Prompt: Copy each line below in which the word "pruritus" occurs.

Records for this task:
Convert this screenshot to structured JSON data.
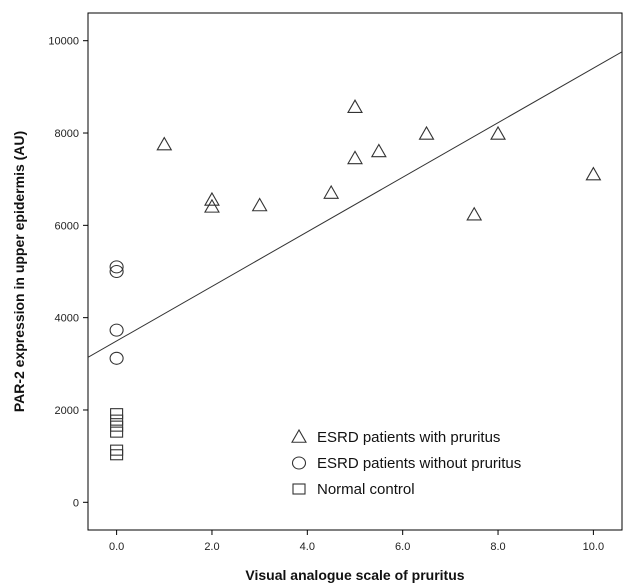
{
  "chart_data": {
    "type": "scatter",
    "title": "",
    "xlabel": "Visual analogue scale of pruritus",
    "ylabel": "PAR-2 expression in upper epidermis (AU)",
    "xlim": [
      -0.6,
      10.6
    ],
    "ylim": [
      -600,
      10600
    ],
    "x_ticks": [
      0,
      2,
      4,
      6,
      8,
      10
    ],
    "x_tick_labels": [
      "0.0",
      "2.0",
      "4.0",
      "6.0",
      "8.0",
      "10.0"
    ],
    "y_ticks": [
      0,
      2000,
      4000,
      6000,
      8000,
      10000
    ],
    "y_tick_labels": [
      "0",
      "2000",
      "4000",
      "6000",
      "8000",
      "10000"
    ],
    "grid": false,
    "legend_position": "bottom-right",
    "series": [
      {
        "name": "ESRD patients with pruritus",
        "marker": "triangle",
        "points": [
          [
            1.0,
            7750
          ],
          [
            2.0,
            6550
          ],
          [
            2.0,
            6400
          ],
          [
            3.0,
            6430
          ],
          [
            4.5,
            6700
          ],
          [
            5.0,
            8560
          ],
          [
            5.0,
            7450
          ],
          [
            5.5,
            7600
          ],
          [
            6.5,
            7980
          ],
          [
            7.5,
            6230
          ],
          [
            8.0,
            7980
          ],
          [
            10.0,
            7100
          ]
        ]
      },
      {
        "name": "ESRD patients without pruritus",
        "marker": "circle",
        "points": [
          [
            0,
            5100
          ],
          [
            0,
            5000
          ],
          [
            0,
            3730
          ],
          [
            0,
            3120
          ]
        ]
      },
      {
        "name": "Normal control",
        "marker": "square",
        "points": [
          [
            0,
            1920
          ],
          [
            0,
            1780
          ],
          [
            0,
            1650
          ],
          [
            0,
            1520
          ],
          [
            0,
            1130
          ],
          [
            0,
            1030
          ]
        ]
      }
    ],
    "fit_line": {
      "x": [
        -0.6,
        10.6
      ],
      "y": [
        3140,
        9760
      ]
    }
  }
}
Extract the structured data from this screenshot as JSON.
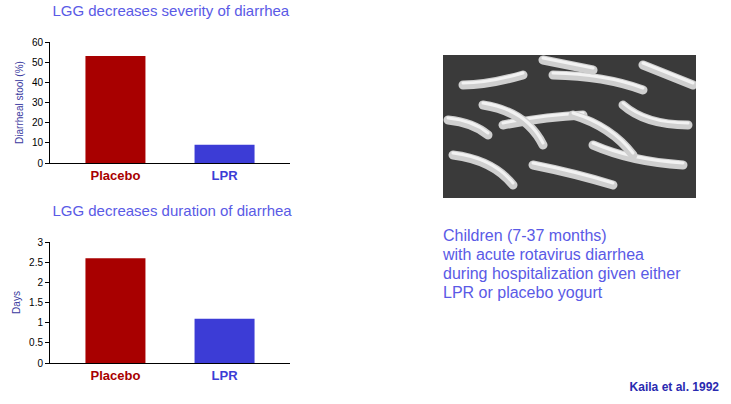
{
  "chart_data": [
    {
      "type": "bar",
      "title": "LGG decreases severity of diarrhea",
      "y_label": "Diarrheal stool (%)",
      "categories": [
        "Placebo",
        "LPR"
      ],
      "values": [
        53,
        9
      ],
      "colors": [
        "#a80000",
        "#3c3cd6"
      ],
      "ylim": [
        0,
        60
      ],
      "yticks": [
        0,
        10,
        20,
        30,
        40,
        50,
        60
      ],
      "grid": false
    },
    {
      "type": "bar",
      "title": "LGG decreases duration of diarrhea",
      "y_label": "Days",
      "categories": [
        "Placebo",
        "LPR"
      ],
      "values": [
        2.6,
        1.1
      ],
      "colors": [
        "#a80000",
        "#3c3cd6"
      ],
      "ylim": [
        0,
        3
      ],
      "yticks": [
        0,
        0.5,
        1,
        1.5,
        2,
        2.5,
        3
      ],
      "grid": false
    }
  ],
  "caption": [
    "Children (7-37 months)",
    "with acute rotavirus diarrhea",
    "during hospitalization given either",
    "LPR or placebo yogurt"
  ],
  "source": "Kaila et al. 1992"
}
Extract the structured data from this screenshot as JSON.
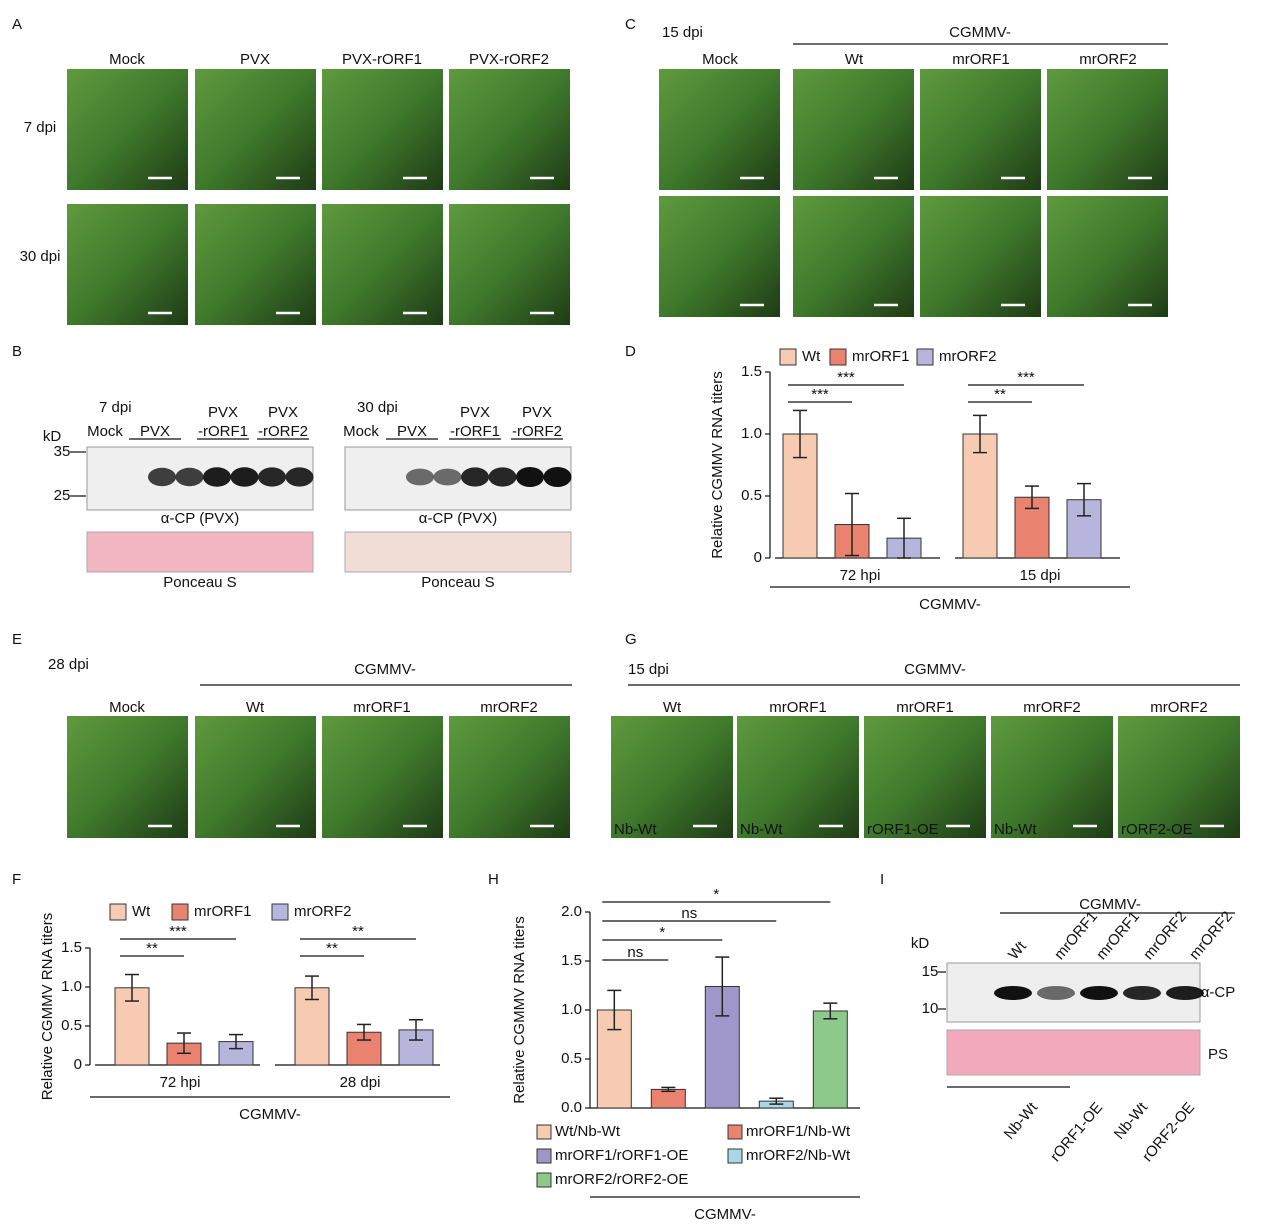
{
  "panel_labels": [
    "A",
    "B",
    "C",
    "D",
    "E",
    "F",
    "G",
    "H",
    "I"
  ],
  "panel_a": {
    "columns": [
      "Mock",
      "PVX",
      "PVX-rORF1",
      "PVX-rORF2"
    ],
    "rows": [
      "7 dpi",
      "30 dpi"
    ]
  },
  "panel_b": {
    "kd": "kD",
    "markers": [
      "35",
      "25"
    ],
    "left": {
      "time": "7 dpi",
      "lanes": [
        [
          "Mock"
        ],
        [
          "PVX"
        ],
        [
          "PVX",
          "-rORF1"
        ],
        [
          "PVX",
          "-rORF2"
        ]
      ]
    },
    "right": {
      "time": "30 dpi",
      "lanes": [
        [
          "Mock"
        ],
        [
          "PVX"
        ],
        [
          "PVX",
          "-rORF1"
        ],
        [
          "PVX",
          "-rORF2"
        ]
      ]
    },
    "antibody": "α-CP (PVX)",
    "stain": "Ponceau S"
  },
  "panel_c": {
    "time": "15 dpi",
    "group": "CGMMV-",
    "columns": [
      "Mock",
      "Wt",
      "mrORF1",
      "mrORF2"
    ]
  },
  "panel_e": {
    "time": "28 dpi",
    "group": "CGMMV-",
    "columns": [
      "Mock",
      "Wt",
      "mrORF1",
      "mrORF2"
    ]
  },
  "panel_g": {
    "time": "15 dpi",
    "group": "CGMMV-",
    "columns": [
      "Wt",
      "mrORF1",
      "mrORF1",
      "mrORF2",
      "mrORF2"
    ],
    "hosts": [
      "Nb-Wt",
      "Nb-Wt",
      "rORF1-OE",
      "Nb-Wt",
      "rORF2-OE"
    ]
  },
  "panel_i": {
    "group": "CGMMV-",
    "kd": "kD",
    "markers": [
      "15",
      "10"
    ],
    "lanes": [
      "Wt",
      "mrORF1",
      "mrORF1",
      "mrORF2",
      "mrORF2"
    ],
    "antibody": "α-CP",
    "stain": "PS",
    "hosts": [
      "Nb-Wt",
      "rORF1-OE",
      "Nb-Wt",
      "rORF2-OE"
    ]
  },
  "chart_data": [
    {
      "type": "bar",
      "ylabel": "Relative CGMMV RNA titers",
      "categories": [
        "72 hpi",
        "15 dpi"
      ],
      "series": [
        {
          "name": "Wt",
          "color": "#f7cbb2",
          "values": [
            1.0,
            1.0
          ],
          "errors": [
            0.19,
            0.15
          ]
        },
        {
          "name": "mrORF1",
          "color": "#e9836f",
          "values": [
            0.27,
            0.49
          ],
          "errors": [
            0.25,
            0.09
          ]
        },
        {
          "name": "mrORF2",
          "color": "#b8b5dd",
          "values": [
            0.16,
            0.47
          ],
          "errors": [
            0.16,
            0.13
          ]
        }
      ],
      "ylim": [
        0,
        1.5
      ],
      "yticks": [
        0,
        0.5,
        {
          "value": 1.0,
          "label": "1.0"
        },
        1.5
      ],
      "annotations": [
        "***",
        "***",
        "**",
        "***"
      ],
      "group_label": "CGMMV-"
    },
    {
      "type": "bar",
      "ylabel": "Relative CGMMV RNA titers",
      "categories": [
        "72 hpi",
        "28 dpi"
      ],
      "series": [
        {
          "name": "Wt",
          "color": "#f7cbb2",
          "values": [
            0.99,
            0.99
          ],
          "errors": [
            0.17,
            0.15
          ]
        },
        {
          "name": "mrORF1",
          "color": "#e9836f",
          "values": [
            0.28,
            0.42
          ],
          "errors": [
            0.13,
            0.1
          ]
        },
        {
          "name": "mrORF2",
          "color": "#b8b5dd",
          "values": [
            0.3,
            0.45
          ],
          "errors": [
            0.09,
            0.13
          ]
        }
      ],
      "ylim": [
        0,
        1.5
      ],
      "yticks": [
        0,
        0.5,
        {
          "value": 1.0,
          "label": "1.0"
        },
        1.5
      ],
      "annotations": [
        "**",
        "***",
        "**",
        "**"
      ],
      "group_label": "CGMMV-"
    },
    {
      "type": "bar",
      "ylabel": "Relative CGMMV RNA titers",
      "categories": [
        "Wt/Nb-Wt",
        "mrORF1/Nb-Wt",
        "mrORF1/rORF1-OE",
        "mrORF2/Nb-Wt",
        "mrORF2/rORF2-OE"
      ],
      "values": [
        1.0,
        0.19,
        1.24,
        0.07,
        0.99
      ],
      "errors": [
        0.2,
        0.02,
        0.3,
        0.03,
        0.08
      ],
      "colors": [
        "#f7cbb2",
        "#e9836f",
        "#9f97ca",
        "#a9d7e6",
        "#8dc98b"
      ],
      "ylim": [
        0,
        2.0
      ],
      "yticks": [
        {
          "value": 0,
          "label": "0.0"
        },
        0.5,
        {
          "value": 1.0,
          "label": "1.0"
        },
        1.5,
        {
          "value": 2.0,
          "label": "2.0"
        }
      ],
      "annotations": [
        "ns",
        "*",
        "ns",
        "*"
      ],
      "group_label": "CGMMV-"
    }
  ]
}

Written response:
    "xlabel": "Visual analogue scale of pruritus",
        "name": "ESRD patients with pruritus",
        "name": "ESRD patients without pruritus",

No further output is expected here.